===== Reading passage =====

I'm sorry, I'm a little horse.

Speaker 1

Let's start with this book. I want to know sort of how you decided to write this, what the way was, And I want to know for my own ratification, how scary it is to write about ourselves.

Speaker 2

You know, during the Trump years, the first years in twenty seventeen, as a way of escaping sort of the mayhem of the first Trump years, I decided, you know what, all these stories that I've had in my head about my summers as a kid at my grandparents A's in North Carolina. I need to write these down. They're very vivid memories, very formative in terms of how I see the world, how I see the country, how I view race,

and so I just wrote them down. They became the shorthand was the down South chapter, all about going Jehovah's witnessing with my grandmother and the people and who we talked to and relatives, and I sent it around to friends. I sent it around to three specific people, April, Ryan, Tammeron Hall, and Joy Read, and I asked, what do you think of this? Each one individually said this is incredible. Keep going, And so I kept going. I didn't have

a publisher or anything. I just wrote and would send them and other people like, yeah, here's another story, here's some more pages, and they just encourage me to keep going. And so when I got the book contract years later, I had two particular books in mind that formed how I would go about writing this very personal book. The first one was by Katherine Graham, her By Autobiography, personal history. If anyone listening hasn't read it, you should pick it

up because it is raw, honest. Katherine Graham was the most powerful woman in journalism in her time, and one of the most powerful women in the country, and yet in her book she talks about her fraught relationship with her mother, She talks about her own insecurities being publisher of The Washington Post. It was really when I read it in the late nineties early two thousands, it was incredibly refreshing to read something so powerful and honest from

someone so important. And then fast forward twenty years to Charles Blow's memoir Fire Shut Up in My Bones and again raw, honest, candid, introspective, and it was wonderful to read because it put into perspective and context the passion that fueled Charles's columns in the New York Times. And so I thought, if I were to ever get a book contract, that's the way I will write my book. I will be raw, I will be honest about my successes but also my failures, absolutely honest about my failures

and shortcomings. And when I got the contract, that's exactly what I did. Oh and our mutual friend Richie Jackson, when I really started writing, gave me the best piece of advice because he had just finished writing Gay Like Me, and he said, Jonathan, put yourself on every page, be

sure to do that. That's what I did, so, with Katherine Graham on one side, Charles Blow on the other side, and Richie Jackson sitting on my head, I went about putting myself on every page so that when people read the book, yet here I am, they will understand that perhaps maybe the image they have of me all buttoned up and looking rather nice and everything. You know. My hope is that they will see that that's just their image of me. It's not fully who I am.

=====

*What you will do:*
Please resume the memoir interview, starting right after its last sentence. The rows have no connection to the memoir interview.

===== Listed records =====

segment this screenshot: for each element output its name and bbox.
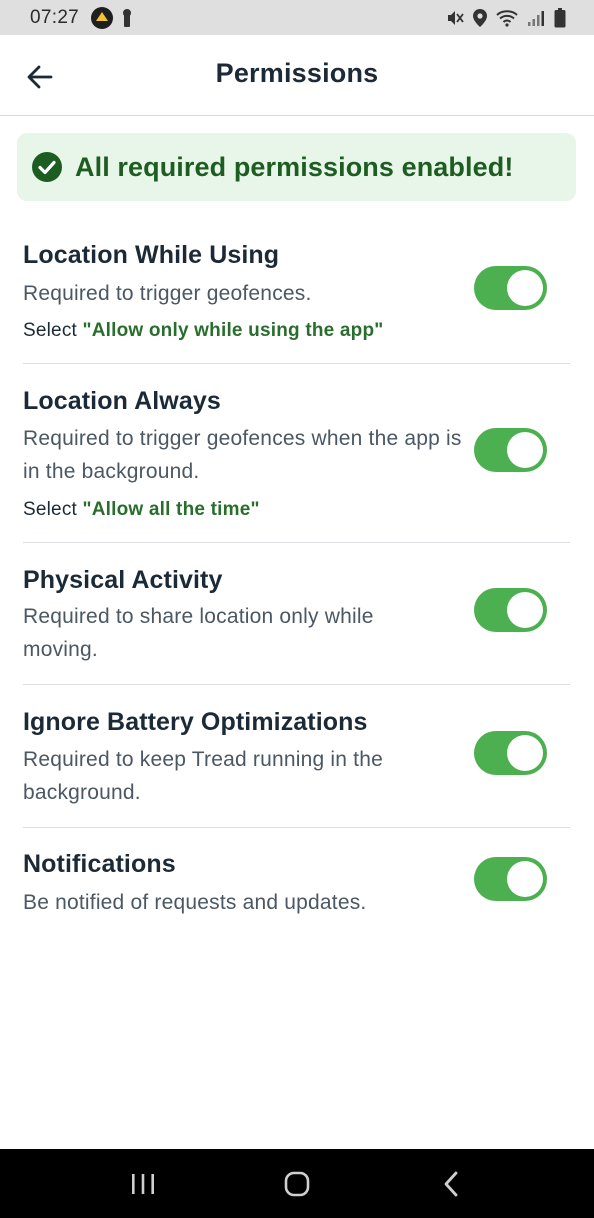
- toggle-physical-activity[interactable]: [474, 588, 547, 632]
- permission-title: Location While Using: [23, 241, 280, 269]
- hint-prefix: Select: [23, 320, 83, 341]
- toggle-knob: [507, 270, 543, 306]
- battery-icon: [554, 7, 566, 28]
- permission-hint: Select "Allow all the time": [23, 499, 260, 521]
- check-circle-icon: [32, 152, 62, 182]
- permission-title: Location Always: [23, 387, 221, 415]
- app-bar: Permissions: [0, 35, 594, 116]
- divider: [23, 684, 570, 685]
- mute-icon: [446, 9, 464, 27]
- permission-description: Required to share location only while mo…: [23, 605, 374, 661]
- home-icon: [284, 1171, 310, 1197]
- page-title: Permissions: [215, 58, 379, 88]
- signal-icon: [527, 9, 545, 27]
- status-time: 07:27: [30, 6, 80, 28]
- hint-prefix: Select: [23, 499, 83, 520]
- recents-icon: [132, 1174, 154, 1194]
- permission-description: Required to keep Tread running in the ba…: [23, 748, 383, 804]
- permission-title: Notifications: [23, 850, 176, 878]
- hint-value: "Allow only while using the app": [82, 320, 384, 341]
- permission-title: Ignore Battery Optimizations: [23, 708, 368, 736]
- toggle-location-always[interactable]: [474, 428, 547, 472]
- success-banner: All required permissions enabled!: [17, 133, 576, 201]
- divider: [23, 827, 570, 828]
- location-pin-icon: [473, 8, 487, 27]
- permission-description: Be notified of requests and updates.: [23, 891, 367, 914]
- keyhole-icon: [122, 8, 132, 27]
- toggle-knob: [507, 592, 543, 628]
- permission-hint: Select "Allow only while using the app": [23, 320, 383, 342]
- toggle-notifications[interactable]: [474, 857, 547, 901]
- divider: [23, 363, 570, 364]
- wifi-icon: [496, 9, 518, 27]
- toggle-ignore-battery-optimizations[interactable]: [474, 731, 547, 775]
- permission-title: Physical Activity: [23, 566, 223, 594]
- divider: [23, 542, 570, 543]
- home-button[interactable]: [267, 1163, 327, 1205]
- banner-message: All required permissions enabled!: [75, 151, 514, 182]
- toggle-location-while-using[interactable]: [474, 266, 547, 310]
- permission-description: Required to trigger geofences when the a…: [23, 427, 462, 483]
- permission-description: Required to trigger geofences.: [23, 282, 312, 305]
- recents-button[interactable]: [113, 1163, 173, 1205]
- status-bar: 07:27: [0, 0, 594, 35]
- hint-value: "Allow all the time": [82, 499, 260, 520]
- app-notification-icon: [91, 6, 114, 29]
- toggle-knob: [507, 735, 543, 771]
- back-icon: [444, 1171, 458, 1197]
- toggle-knob: [507, 861, 543, 897]
- nav-back-button[interactable]: [421, 1163, 481, 1205]
- toggle-knob: [507, 432, 543, 468]
- system-nav-bar: [0, 1149, 594, 1218]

=====

*Response for this exercise:*
Speaker 1

We both have written these very personal memoirs, and I feel like one of the things that is sort of the hallmark of the Trump administration is that they kind of go after you for anything they can. I mean, we've seen that. I think of like Eugene, they were, you know, trolling him for just any number of things one of the things. And they've certainly told me endlessly. And I was always very careful about my public information

because of my mother. She had a stalker, and so we were always very careful because we always knew that guy was coming for us. But I just wonder, here we are writing these very personal thinkes I am having the same experience in some ways for me, is very scary.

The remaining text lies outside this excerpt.